* TRAVAIL À FAIRE *
a: Dites, s'il vous plaît, si chaque affirmation concorde avec le débat sur l'énergie, en répondant oui ou non et en citant mot pour mot le passage décisif. (i) Le projet de budget calibre le bonus-malus automobile à 50 millions d'euros. (ii) On compte moins de 600 suppressions d'emplois au ministère de l'écologie. (iii) EDF a cédé en 2010 sa participation dans EnBW.
b: Extrayez du débat sur l'énergie le passage qui s'ouvre sur les mots contenant "Comme pour les" et se ferme sur "en absorber l’incidence ?".
c: Poursuivez le débat sur l'énergie à la suite de sa dernière phrase.

Vous avez indiqué, madame la ministre, que vous entendiez inscrire votre action dans le cadre européen. Tant mieux ! Mais nous serons d’autant plus forts dans une négociation européenne que nous aurons réussi à nous approcher d’un consensus national sur la question de la transition énergétique.

Par ailleurs, le bonus-malus automobile est calibré par le projet de budget à 50 millions d’euros. Pourra-t-on maintenir cette enveloppe compte tenu du nouveau barème ?

Comme pour les autres ministères, j’examine la gestion des personnels. Celui de l’écologie a plutôt mieux négocié que d’autres le virage des départs à la retraite et des recrutements. On dénombre cependant plus de 600 suppressions d’emplois. Comment allez-vous en absorber l’incidence ?

Enfin, les malheurs rencontrés par le bonus-malus au Sénat ne me réjouissent pas, mais ils montrent que nous avions raison de dénoncer un passage en force sur des sujets aussi importants.

M. Yves Blein. Je tiens, moi aussi, à saluer la qualité du travail de notre rapporteur, particulièrement celle de son analyse de l’évolution des sources d’énergie au regard des questions industrielles.

Où en sommes-nous, madame la ministre, des projets d’exploitation du gisement pétrolier au large de la Guyane, découvert il y a un an ? On nous présentait alors ce gisement comme un nouvel Eldorado avec des réserves équivalentes à celles du Ghana, soit environ 100 000 barils par jour. Mais quelques inquiétudes étaient apparues quant à la préservation de l’environnement. L’idée d’une réforme du code minier a-t-elle progressé ? La concertation avec les populations locales et l’attention portée au milieu naturel, pour légitimes qu’elles soient, ne doivent pas entraver l’exploitation d’une richesse peut-être essentielle pour notre économie.

La biomasse et, accessoirement la filière bois, présentent un intérêt stratégique incontestable et pour la première, un volume significatif. Elles sont sobres et ne sont pas soumises aux fluctuations des cours internationaux. Comment voyez-vous leur avenir ?

Quelle est votre opinion sur les biocarburants de deuxième et de troisième génération, sachant que ceux de première génération produisent des effets collatéraux dommageables, comme la diminution des terres arables, la déforestation et l’atteinte à la compétitivité des prix agricoles ?

Comment, enfin, envisagez-vous de donner de la consistance au concept de communauté européenne de l’énergie, lancé par le Président de la République autour de la notion de diplomatie environnementale ? Les industriels se parlent assez peu : Alstom,-Areva et Siemens ne partagent guère les mêmes objectifs ; EDF a cédé, en 2010, sa participation dans EnBW, l’électricien allemand. Les stratégies semblent bien différentes de part et d’autre du Rhin. Au-delà des questions de distribution, quelles convergences pourraient être trouvées avec l’Allemagne en matière de production ? Faut-il rapprocher des acteurs industriels ou rechercher d’autres formules ?

Données collectées:
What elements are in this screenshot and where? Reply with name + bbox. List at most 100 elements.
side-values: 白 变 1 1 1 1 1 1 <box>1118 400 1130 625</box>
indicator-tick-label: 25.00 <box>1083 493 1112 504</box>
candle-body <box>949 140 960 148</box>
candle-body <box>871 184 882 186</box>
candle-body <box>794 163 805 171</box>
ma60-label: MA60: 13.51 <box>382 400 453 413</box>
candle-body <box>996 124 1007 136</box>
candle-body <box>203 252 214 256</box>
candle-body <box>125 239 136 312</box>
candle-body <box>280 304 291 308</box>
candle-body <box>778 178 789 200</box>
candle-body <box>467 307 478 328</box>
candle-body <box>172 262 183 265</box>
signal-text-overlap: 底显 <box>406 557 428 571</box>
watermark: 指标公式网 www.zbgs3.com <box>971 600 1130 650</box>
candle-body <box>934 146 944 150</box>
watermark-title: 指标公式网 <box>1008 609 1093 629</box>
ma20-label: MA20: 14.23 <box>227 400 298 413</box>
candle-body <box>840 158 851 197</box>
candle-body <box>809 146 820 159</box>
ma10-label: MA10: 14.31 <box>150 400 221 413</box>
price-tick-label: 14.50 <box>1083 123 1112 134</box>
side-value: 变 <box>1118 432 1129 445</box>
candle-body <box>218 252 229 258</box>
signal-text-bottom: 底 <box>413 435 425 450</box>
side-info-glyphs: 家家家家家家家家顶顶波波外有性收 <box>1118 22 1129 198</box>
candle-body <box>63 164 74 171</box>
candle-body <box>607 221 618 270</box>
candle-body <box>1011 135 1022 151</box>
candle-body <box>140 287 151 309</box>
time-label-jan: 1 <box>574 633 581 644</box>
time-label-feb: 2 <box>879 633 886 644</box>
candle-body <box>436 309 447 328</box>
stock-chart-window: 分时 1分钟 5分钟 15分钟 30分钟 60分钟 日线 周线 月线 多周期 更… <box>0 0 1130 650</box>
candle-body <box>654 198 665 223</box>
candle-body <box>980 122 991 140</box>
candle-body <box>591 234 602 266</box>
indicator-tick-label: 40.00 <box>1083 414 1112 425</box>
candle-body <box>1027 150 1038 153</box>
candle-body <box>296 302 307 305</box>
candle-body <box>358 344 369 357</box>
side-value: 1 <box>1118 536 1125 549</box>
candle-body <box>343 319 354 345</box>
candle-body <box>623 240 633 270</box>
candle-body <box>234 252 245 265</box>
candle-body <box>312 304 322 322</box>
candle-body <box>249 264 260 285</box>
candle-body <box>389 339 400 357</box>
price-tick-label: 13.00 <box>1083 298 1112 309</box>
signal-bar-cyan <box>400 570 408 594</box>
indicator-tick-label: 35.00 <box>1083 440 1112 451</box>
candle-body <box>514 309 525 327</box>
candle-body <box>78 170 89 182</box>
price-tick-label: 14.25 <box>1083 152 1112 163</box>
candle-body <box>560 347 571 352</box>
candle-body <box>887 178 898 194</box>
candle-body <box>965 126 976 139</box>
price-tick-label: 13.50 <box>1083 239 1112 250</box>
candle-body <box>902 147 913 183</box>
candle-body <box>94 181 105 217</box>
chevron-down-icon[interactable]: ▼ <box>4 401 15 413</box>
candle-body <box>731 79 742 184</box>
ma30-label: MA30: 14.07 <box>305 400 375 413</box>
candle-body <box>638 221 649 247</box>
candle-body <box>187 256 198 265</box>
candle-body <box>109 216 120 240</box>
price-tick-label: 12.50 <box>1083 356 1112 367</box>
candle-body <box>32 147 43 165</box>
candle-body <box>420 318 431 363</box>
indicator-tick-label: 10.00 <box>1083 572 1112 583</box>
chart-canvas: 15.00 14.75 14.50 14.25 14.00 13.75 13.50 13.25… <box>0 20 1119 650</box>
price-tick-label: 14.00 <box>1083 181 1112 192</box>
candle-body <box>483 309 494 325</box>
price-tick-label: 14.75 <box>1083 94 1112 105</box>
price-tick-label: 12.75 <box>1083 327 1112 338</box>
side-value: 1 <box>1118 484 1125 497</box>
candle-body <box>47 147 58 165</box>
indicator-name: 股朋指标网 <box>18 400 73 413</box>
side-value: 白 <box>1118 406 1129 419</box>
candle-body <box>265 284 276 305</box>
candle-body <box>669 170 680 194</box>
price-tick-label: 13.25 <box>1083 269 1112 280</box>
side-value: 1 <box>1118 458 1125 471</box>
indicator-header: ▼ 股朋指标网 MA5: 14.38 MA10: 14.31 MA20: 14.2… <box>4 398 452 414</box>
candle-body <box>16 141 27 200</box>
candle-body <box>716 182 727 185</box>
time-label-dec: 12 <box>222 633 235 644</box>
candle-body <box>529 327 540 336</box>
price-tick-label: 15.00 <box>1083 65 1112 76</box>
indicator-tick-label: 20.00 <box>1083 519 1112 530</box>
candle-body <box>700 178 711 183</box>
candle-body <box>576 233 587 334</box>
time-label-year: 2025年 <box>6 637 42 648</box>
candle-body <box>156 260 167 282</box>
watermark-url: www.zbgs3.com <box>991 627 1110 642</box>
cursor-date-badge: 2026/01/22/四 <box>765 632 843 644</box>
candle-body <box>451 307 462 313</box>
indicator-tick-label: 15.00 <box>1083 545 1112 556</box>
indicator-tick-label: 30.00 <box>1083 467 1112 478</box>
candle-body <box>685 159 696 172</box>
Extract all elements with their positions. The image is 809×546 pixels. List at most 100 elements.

---

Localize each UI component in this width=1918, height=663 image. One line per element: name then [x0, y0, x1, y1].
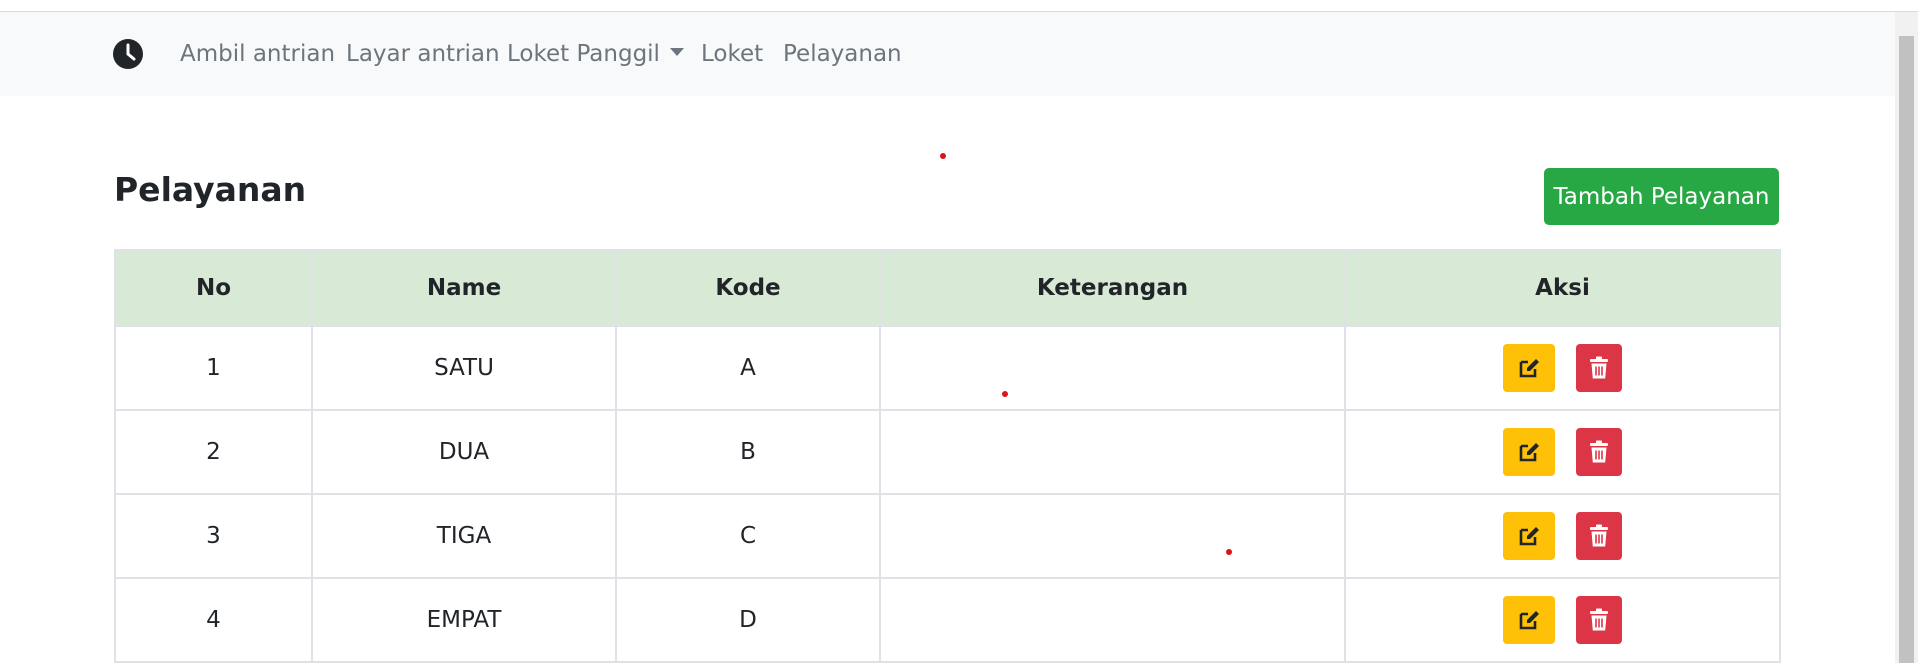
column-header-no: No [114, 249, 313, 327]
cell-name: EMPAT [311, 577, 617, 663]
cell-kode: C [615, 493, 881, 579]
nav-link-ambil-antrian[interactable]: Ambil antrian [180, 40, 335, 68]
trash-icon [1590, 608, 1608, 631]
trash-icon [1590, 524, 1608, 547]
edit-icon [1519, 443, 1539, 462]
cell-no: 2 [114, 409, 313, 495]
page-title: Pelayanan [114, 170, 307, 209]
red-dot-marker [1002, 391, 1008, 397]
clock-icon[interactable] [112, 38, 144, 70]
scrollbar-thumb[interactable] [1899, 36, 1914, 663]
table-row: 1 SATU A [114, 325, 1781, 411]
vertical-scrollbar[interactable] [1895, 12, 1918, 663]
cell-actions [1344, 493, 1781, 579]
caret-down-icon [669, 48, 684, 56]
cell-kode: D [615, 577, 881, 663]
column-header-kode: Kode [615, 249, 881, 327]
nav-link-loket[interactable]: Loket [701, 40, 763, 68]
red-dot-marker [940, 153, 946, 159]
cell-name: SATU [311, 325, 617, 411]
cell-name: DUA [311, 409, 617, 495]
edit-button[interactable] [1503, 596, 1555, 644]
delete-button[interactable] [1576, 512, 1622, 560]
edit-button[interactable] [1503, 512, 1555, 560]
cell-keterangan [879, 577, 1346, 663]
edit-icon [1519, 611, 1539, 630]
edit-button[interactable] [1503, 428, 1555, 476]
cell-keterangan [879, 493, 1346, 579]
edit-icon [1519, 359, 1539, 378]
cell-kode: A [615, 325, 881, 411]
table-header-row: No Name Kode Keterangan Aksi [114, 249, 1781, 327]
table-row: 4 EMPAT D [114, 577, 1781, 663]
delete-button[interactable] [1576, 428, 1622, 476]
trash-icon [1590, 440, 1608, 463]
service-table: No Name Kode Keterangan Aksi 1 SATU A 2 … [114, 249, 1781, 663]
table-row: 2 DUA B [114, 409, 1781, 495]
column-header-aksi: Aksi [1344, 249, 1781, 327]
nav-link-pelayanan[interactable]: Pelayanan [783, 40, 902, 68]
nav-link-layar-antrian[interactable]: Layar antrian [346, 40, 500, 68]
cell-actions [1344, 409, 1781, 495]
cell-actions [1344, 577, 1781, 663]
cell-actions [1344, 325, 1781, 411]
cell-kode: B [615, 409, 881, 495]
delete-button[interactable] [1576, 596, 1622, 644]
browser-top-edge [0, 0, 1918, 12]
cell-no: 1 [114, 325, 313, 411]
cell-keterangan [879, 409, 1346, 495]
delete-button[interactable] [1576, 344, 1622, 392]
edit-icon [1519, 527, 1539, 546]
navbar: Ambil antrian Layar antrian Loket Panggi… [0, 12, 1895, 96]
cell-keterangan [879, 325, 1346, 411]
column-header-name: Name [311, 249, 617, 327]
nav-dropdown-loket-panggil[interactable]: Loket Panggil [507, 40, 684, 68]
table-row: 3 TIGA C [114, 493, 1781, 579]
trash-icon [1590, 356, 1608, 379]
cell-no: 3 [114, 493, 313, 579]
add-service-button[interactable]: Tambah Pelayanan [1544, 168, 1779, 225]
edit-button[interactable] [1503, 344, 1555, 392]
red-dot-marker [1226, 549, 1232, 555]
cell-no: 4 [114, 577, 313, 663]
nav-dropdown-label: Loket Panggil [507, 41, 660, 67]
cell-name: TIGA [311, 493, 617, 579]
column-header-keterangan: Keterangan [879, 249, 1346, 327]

* RÉPONSES *
a:
(i) Oui : « le bonus-malus automobile est calibré par le projet de budget à 50 millions d’euros »
(ii) Non : « On dénombre cependant plus de 600 suppressions d’emplois. »
(iii) Oui : « EDF a cédé, en 2010, sa participation dans EnBW, l’électricien allemand »

b:
Comme pour les autres ministères, j’examine la gestion des personnels. Celui de l’écologie a plutôt mieux négocié que d’autres le virage des départs à la retraite et des recrutements. On dénombre cependant plus de 600 suppressions d’emplois. Comment allez-vous en absorber l’incidence ?

c:
M. Jean-Paul Tuaiva. La Polynésie peut représenter, dans le Pacifique, un modèle de transition énergétique, selon la ligne définie par le Président de la République.

Notre collectivité, éloignée des principaux centres d’approvisionnement en hydrocarbures, ne bénéficie pas de la péréquation nationale comme les départements d’outre-mer et supporte ainsi un prix de l’électricité presque trois fois plus élevé que celui de la métropole et de certaines collectivités ultramarines.

Pourtant, la Polynésie française possède de nombreux atouts. Un partenariat avec l’État lui permettrait d’évoluer vers une plus grande autonomie énergétique selon trois axes principaux. Elle pourrait, d’abord, constituer un laboratoire exceptionnel en vue du déploiement de sites de production énergétique mixtes : pour le photovoltaïque, nous avons du soleil toute l’année ; pour l’éolien, des alizés favorables ; pour l’hydraulique, des courants d’eau puissants et, pour les énergies thermiques des mers, nous avons des plateaux récifaux idéaux. Notre territoire comprend 118 îles réparties sur une surface aussi vaste que l’Europe.

Ensuite, la mise en œuvre d’un urbanisme énergétique sobre et respectueux de l’environnement passe par l’application des normes de type haute qualité environnementale (HQE) pour les bâtiments, ainsi que par la formation professionnelle aux nouvelles techniques de construction et aux technologies innovantes pour la gestion des consommations.

En outre, la Polynésie française constituerait, pour l’accompagnement d’une politique de transports propres, un site exceptionnel propice à la généralisation des véhicules hybrides ou électriques.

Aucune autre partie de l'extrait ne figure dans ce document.